* [Aim] Transcribe the records below exactly, leaving out any pictures.

* [Items from a data source]
::::
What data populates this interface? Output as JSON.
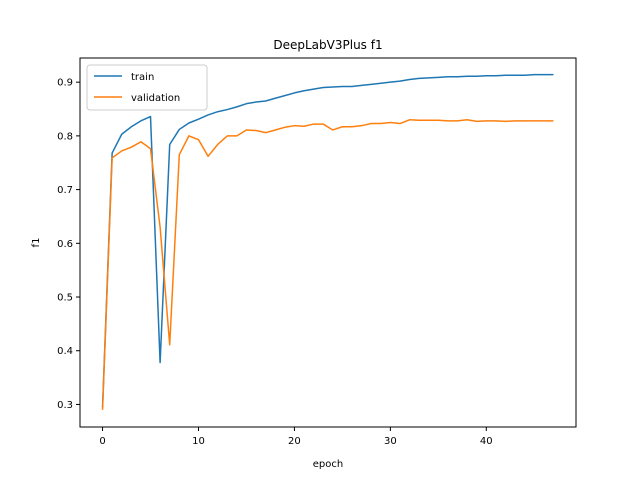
{
  "chart_data": {
    "type": "line",
    "title": "DeepLabV3Plus f1",
    "xlabel": "epoch",
    "ylabel": "f1",
    "xlim": [
      -2.35,
      49.35
    ],
    "ylim": [
      0.258,
      0.945
    ],
    "xticks": [
      0,
      10,
      20,
      30,
      40
    ],
    "yticks": [
      0.3,
      0.4,
      0.5,
      0.6,
      0.7,
      0.8,
      0.9
    ],
    "grid": false,
    "legend_position": "top-left",
    "x": [
      0,
      1,
      2,
      3,
      4,
      5,
      6,
      7,
      8,
      9,
      10,
      11,
      12,
      13,
      14,
      15,
      16,
      17,
      18,
      19,
      20,
      21,
      22,
      23,
      24,
      25,
      26,
      27,
      28,
      29,
      30,
      31,
      32,
      33,
      34,
      35,
      36,
      37,
      38,
      39,
      40,
      41,
      42,
      43,
      44,
      45,
      46,
      47
    ],
    "series": [
      {
        "name": "train",
        "color": "#1f77b4",
        "values": [
          0.295,
          0.768,
          0.803,
          0.817,
          0.828,
          0.836,
          0.378,
          0.784,
          0.812,
          0.824,
          0.831,
          0.839,
          0.845,
          0.849,
          0.854,
          0.86,
          0.863,
          0.865,
          0.87,
          0.875,
          0.88,
          0.884,
          0.887,
          0.89,
          0.891,
          0.892,
          0.892,
          0.894,
          0.896,
          0.898,
          0.9,
          0.902,
          0.905,
          0.907,
          0.908,
          0.909,
          0.91,
          0.91,
          0.911,
          0.911,
          0.912,
          0.912,
          0.913,
          0.913,
          0.913,
          0.914,
          0.914,
          0.914
        ]
      },
      {
        "name": "validation",
        "color": "#ff7f0e",
        "values": [
          0.29,
          0.759,
          0.772,
          0.779,
          0.789,
          0.776,
          0.63,
          0.411,
          0.765,
          0.8,
          0.793,
          0.762,
          0.784,
          0.8,
          0.8,
          0.811,
          0.81,
          0.806,
          0.811,
          0.816,
          0.819,
          0.818,
          0.822,
          0.822,
          0.811,
          0.817,
          0.817,
          0.819,
          0.823,
          0.823,
          0.825,
          0.823,
          0.83,
          0.829,
          0.829,
          0.829,
          0.828,
          0.828,
          0.83,
          0.827,
          0.828,
          0.828,
          0.827,
          0.828,
          0.828,
          0.828,
          0.828,
          0.828
        ]
      }
    ]
  }
}
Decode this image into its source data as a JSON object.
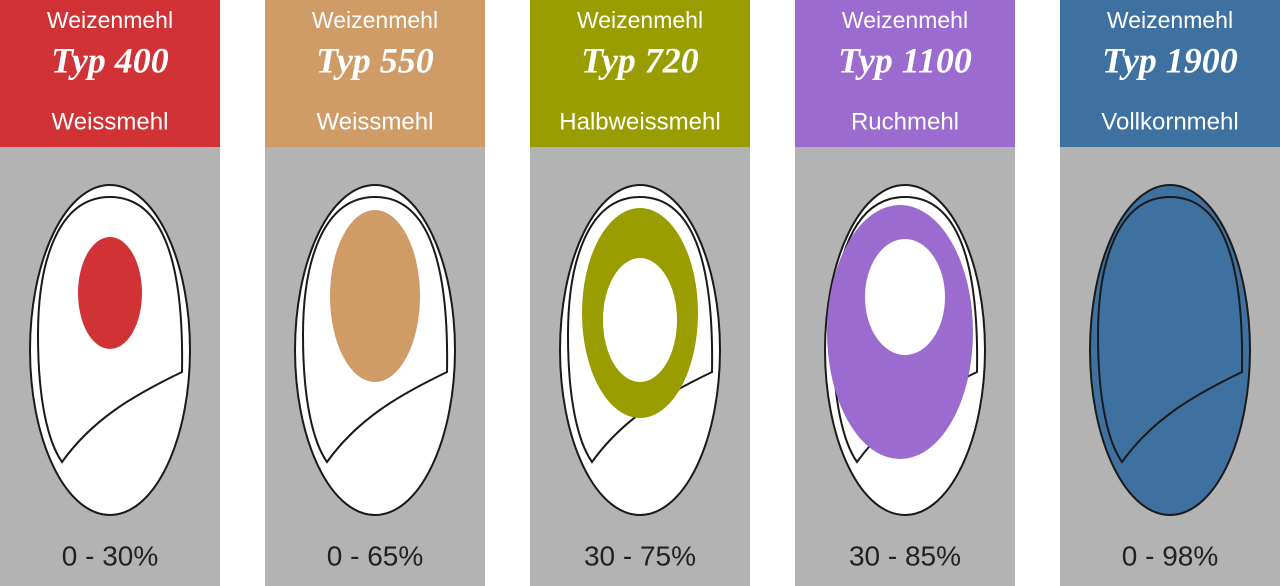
{
  "cards": [
    {
      "flour": "Weizenmehl",
      "type": "Typ 400",
      "name": "Weissmehl",
      "range": "0 - 30%",
      "color": "#d03236"
    },
    {
      "flour": "Weizenmehl",
      "type": "Typ 550",
      "name": "Weissmehl",
      "range": "0 - 65%",
      "color": "#cf9b67"
    },
    {
      "flour": "Weizenmehl",
      "type": "Typ 720",
      "name": "Halbweissmehl",
      "range": "30 - 75%",
      "color": "#9a9d00"
    },
    {
      "flour": "Weizenmehl",
      "type": "Typ 1100",
      "name": "Ruchmehl",
      "range": "30 - 85%",
      "color": "#9b6bcf"
    },
    {
      "flour": "Weizenmehl",
      "type": "Typ 1900",
      "name": "Vollkornmehl",
      "range": "0 - 98%",
      "color": "#3e71a0"
    }
  ]
}
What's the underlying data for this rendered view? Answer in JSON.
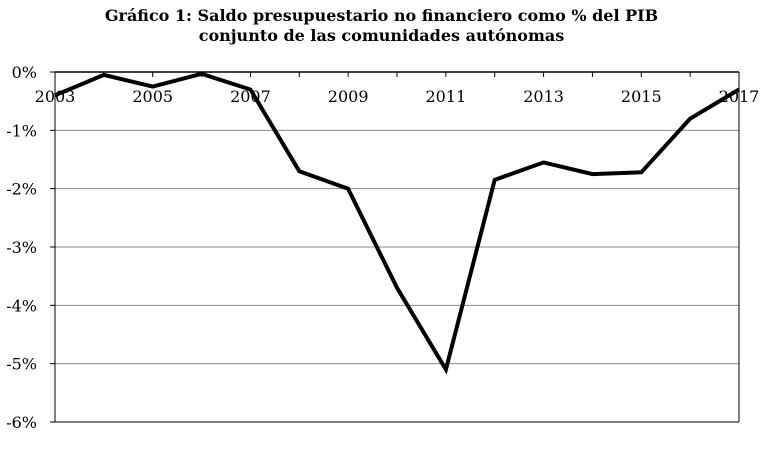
{
  "chart_data": {
    "type": "line",
    "title_line1": "Gráfico 1: Saldo presupuestario no financiero como % del PIB",
    "title_line2": "conjunto de las comunidades autónomas",
    "xlabel": "",
    "ylabel": "",
    "x": [
      2003,
      2004,
      2005,
      2006,
      2007,
      2008,
      2009,
      2010,
      2011,
      2012,
      2013,
      2014,
      2015,
      2016,
      2017
    ],
    "x_ticks": [
      "2003",
      "2005",
      "2007",
      "2009",
      "2011",
      "2013",
      "2015",
      "2017"
    ],
    "xlim": [
      2003,
      2017
    ],
    "y_ticks": [
      "0%",
      "-1%",
      "-2%",
      "-3%",
      "-4%",
      "-5%",
      "-6%"
    ],
    "ylim": [
      -6,
      0
    ],
    "series": [
      {
        "values": [
          -0.4,
          -0.05,
          -0.25,
          -0.03,
          -0.3,
          -1.7,
          -2.0,
          -3.7,
          -5.1,
          -1.85,
          -1.55,
          -1.75,
          -1.72,
          -0.8,
          -0.3
        ],
        "color": "#000000"
      }
    ],
    "grid": true
  }
}
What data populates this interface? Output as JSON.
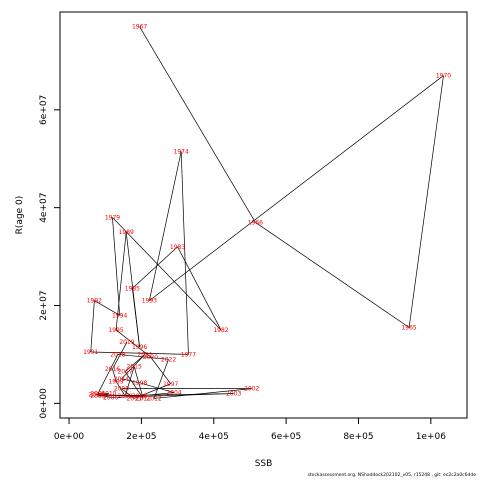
::::
* [The answer]
What data populates this interface? Output as JSON.
{
  "chart_data": {
    "type": "line",
    "title": "DeepLabV3Plus f1",
    "xlabel": "epoch",
    "ylabel": "f1",
    "xlim": [
      -2.35,
      49.35
    ],
    "ylim": [
      0.258,
      0.945
    ],
    "xticks": [
      0,
      10,
      20,
      30,
      40
    ],
    "yticks": [
      0.3,
      0.4,
      0.5,
      0.6,
      0.7,
      0.8,
      0.9
    ],
    "grid": false,
    "legend_position": "top-left",
    "x": [
      0,
      1,
      2,
      3,
      4,
      5,
      6,
      7,
      8,
      9,
      10,
      11,
      12,
      13,
      14,
      15,
      16,
      17,
      18,
      19,
      20,
      21,
      22,
      23,
      24,
      25,
      26,
      27,
      28,
      29,
      30,
      31,
      32,
      33,
      34,
      35,
      36,
      37,
      38,
      39,
      40,
      41,
      42,
      43,
      44,
      45,
      46,
      47
    ],
    "series": [
      {
        "name": "train",
        "color": "#1f77b4",
        "values": [
          0.295,
          0.768,
          0.803,
          0.817,
          0.828,
          0.836,
          0.378,
          0.784,
          0.812,
          0.824,
          0.831,
          0.839,
          0.845,
          0.849,
          0.854,
          0.86,
          0.863,
          0.865,
          0.87,
          0.875,
          0.88,
          0.884,
          0.887,
          0.89,
          0.891,
          0.892,
          0.892,
          0.894,
          0.896,
          0.898,
          0.9,
          0.902,
          0.905,
          0.907,
          0.908,
          0.909,
          0.91,
          0.91,
          0.911,
          0.911,
          0.912,
          0.912,
          0.913,
          0.913,
          0.913,
          0.914,
          0.914,
          0.914
        ]
      },
      {
        "name": "validation",
        "color": "#ff7f0e",
        "values": [
          0.29,
          0.759,
          0.772,
          0.779,
          0.789,
          0.776,
          0.63,
          0.411,
          0.765,
          0.8,
          0.793,
          0.762,
          0.784,
          0.8,
          0.8,
          0.811,
          0.81,
          0.806,
          0.811,
          0.816,
          0.819,
          0.818,
          0.822,
          0.822,
          0.811,
          0.817,
          0.817,
          0.819,
          0.823,
          0.823,
          0.825,
          0.823,
          0.83,
          0.829,
          0.829,
          0.829,
          0.828,
          0.828,
          0.83,
          0.827,
          0.828,
          0.828,
          0.827,
          0.828,
          0.828,
          0.828,
          0.828,
          0.828
        ]
      }
    ]
  }
}
Decode this image into its source data as a JSON object.
{
  "cards": [
    {
      "flour": "Weizenmehl",
      "type": "Typ 400",
      "name": "Weissmehl",
      "range": "0 - 30%",
      "color": "#d03236"
    },
    {
      "flour": "Weizenmehl",
      "type": "Typ 550",
      "name": "Weissmehl",
      "range": "0 - 65%",
      "color": "#cf9b67"
    },
    {
      "flour": "Weizenmehl",
      "type": "Typ 720",
      "name": "Halbweissmehl",
      "range": "30 - 75%",
      "color": "#9a9d00"
    },
    {
      "flour": "Weizenmehl",
      "type": "Typ 1100",
      "name": "Ruchmehl",
      "range": "30 - 85%",
      "color": "#9b6bcf"
    },
    {
      "flour": "Weizenmehl",
      "type": "Typ 1900",
      "name": "Vollkornmehl",
      "range": "0 - 98%",
      "color": "#3e71a0"
    }
  ]
}
What's the underlying data for this rendered view? Answer in JSON.
{
  "chart_data": {
    "type": "line",
    "title_line1": "Gráfico 1: Saldo presupuestario no financiero como % del PIB",
    "title_line2": "conjunto de las comunidades autónomas",
    "xlabel": "",
    "ylabel": "",
    "x": [
      2003,
      2004,
      2005,
      2006,
      2007,
      2008,
      2009,
      2010,
      2011,
      2012,
      2013,
      2014,
      2015,
      2016,
      2017
    ],
    "x_ticks": [
      "2003",
      "2005",
      "2007",
      "2009",
      "2011",
      "2013",
      "2015",
      "2017"
    ],
    "xlim": [
      2003,
      2017
    ],
    "y_ticks": [
      "0%",
      "-1%",
      "-2%",
      "-3%",
      "-4%",
      "-5%",
      "-6%"
    ],
    "ylim": [
      -6,
      0
    ],
    "series": [
      {
        "values": [
          -0.4,
          -0.05,
          -0.25,
          -0.03,
          -0.3,
          -1.7,
          -2.0,
          -3.7,
          -5.1,
          -1.85,
          -1.55,
          -1.75,
          -1.72,
          -0.8,
          -0.3
        ],
        "color": "#000000"
      }
    ],
    "grid": true
  }
}
What data populates this interface? Output as JSON.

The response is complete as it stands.